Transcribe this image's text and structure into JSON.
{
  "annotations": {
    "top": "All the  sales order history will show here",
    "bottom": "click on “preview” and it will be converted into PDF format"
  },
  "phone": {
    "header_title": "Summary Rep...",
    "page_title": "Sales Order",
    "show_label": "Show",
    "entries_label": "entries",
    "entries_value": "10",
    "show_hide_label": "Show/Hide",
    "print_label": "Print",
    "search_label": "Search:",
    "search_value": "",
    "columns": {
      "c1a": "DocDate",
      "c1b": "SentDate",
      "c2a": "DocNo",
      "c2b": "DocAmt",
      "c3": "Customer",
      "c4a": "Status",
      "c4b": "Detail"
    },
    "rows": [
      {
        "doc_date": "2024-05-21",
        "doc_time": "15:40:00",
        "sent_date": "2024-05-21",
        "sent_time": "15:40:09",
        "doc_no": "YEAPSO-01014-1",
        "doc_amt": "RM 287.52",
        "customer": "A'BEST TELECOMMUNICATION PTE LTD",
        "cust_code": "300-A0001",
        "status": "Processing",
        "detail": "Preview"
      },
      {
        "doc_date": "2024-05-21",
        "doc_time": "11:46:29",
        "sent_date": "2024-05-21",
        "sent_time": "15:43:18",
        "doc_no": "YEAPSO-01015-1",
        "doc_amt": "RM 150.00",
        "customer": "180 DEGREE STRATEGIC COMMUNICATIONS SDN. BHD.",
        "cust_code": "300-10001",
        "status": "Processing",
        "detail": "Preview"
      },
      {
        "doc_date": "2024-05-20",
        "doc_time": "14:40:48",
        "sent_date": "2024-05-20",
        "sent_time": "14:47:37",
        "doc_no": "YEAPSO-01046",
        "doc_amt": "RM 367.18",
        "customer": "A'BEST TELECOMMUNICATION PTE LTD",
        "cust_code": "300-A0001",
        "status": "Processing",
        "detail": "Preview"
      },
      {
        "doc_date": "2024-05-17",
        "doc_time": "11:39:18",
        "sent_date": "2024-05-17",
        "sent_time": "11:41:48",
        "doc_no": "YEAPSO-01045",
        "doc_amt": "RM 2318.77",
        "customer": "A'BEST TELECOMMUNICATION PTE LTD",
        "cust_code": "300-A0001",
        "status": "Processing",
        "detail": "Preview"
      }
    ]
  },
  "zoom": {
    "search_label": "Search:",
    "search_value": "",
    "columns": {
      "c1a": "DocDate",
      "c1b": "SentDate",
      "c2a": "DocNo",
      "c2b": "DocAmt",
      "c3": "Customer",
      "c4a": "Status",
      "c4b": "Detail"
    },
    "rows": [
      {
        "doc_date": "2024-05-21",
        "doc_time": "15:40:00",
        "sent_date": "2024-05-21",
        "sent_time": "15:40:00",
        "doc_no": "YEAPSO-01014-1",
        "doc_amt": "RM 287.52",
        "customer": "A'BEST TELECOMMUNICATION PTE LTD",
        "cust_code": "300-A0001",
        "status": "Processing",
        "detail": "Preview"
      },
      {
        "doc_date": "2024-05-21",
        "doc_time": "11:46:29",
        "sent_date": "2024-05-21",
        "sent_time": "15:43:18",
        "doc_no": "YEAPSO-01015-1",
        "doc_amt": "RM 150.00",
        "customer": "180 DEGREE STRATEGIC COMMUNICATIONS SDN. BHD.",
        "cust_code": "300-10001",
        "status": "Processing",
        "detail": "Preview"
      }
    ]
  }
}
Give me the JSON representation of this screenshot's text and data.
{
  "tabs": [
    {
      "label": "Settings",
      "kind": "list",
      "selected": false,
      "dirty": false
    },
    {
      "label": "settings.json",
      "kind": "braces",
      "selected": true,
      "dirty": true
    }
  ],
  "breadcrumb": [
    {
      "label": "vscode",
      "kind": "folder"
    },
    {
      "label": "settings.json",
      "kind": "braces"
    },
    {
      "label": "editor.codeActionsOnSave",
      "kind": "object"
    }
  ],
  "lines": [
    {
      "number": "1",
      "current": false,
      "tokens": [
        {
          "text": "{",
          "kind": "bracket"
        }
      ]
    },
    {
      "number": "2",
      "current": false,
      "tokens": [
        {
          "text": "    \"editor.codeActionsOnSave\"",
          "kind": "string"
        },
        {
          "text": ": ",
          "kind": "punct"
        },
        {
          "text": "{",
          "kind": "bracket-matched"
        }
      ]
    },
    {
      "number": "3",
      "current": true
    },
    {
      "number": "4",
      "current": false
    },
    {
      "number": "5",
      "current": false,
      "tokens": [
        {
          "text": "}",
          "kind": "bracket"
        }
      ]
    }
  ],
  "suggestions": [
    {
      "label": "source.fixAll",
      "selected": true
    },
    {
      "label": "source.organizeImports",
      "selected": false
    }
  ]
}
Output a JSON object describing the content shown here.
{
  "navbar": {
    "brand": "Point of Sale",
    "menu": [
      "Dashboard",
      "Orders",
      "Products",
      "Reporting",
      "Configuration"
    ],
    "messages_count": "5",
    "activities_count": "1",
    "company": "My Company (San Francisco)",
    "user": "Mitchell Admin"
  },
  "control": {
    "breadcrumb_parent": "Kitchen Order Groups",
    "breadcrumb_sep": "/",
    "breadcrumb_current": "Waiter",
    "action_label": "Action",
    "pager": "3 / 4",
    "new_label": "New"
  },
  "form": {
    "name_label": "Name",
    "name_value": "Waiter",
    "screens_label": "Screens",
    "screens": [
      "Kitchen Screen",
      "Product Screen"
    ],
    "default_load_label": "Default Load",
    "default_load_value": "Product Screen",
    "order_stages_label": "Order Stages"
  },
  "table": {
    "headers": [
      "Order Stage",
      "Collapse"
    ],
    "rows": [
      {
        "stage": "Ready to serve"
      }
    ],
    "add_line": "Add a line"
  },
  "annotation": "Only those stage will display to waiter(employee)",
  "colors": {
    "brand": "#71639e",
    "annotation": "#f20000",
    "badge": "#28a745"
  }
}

▸ **Stated task**
Tally up the lines holding the word "text" in the data above, and answer with that figure only.

▸ **Completed exercise**
7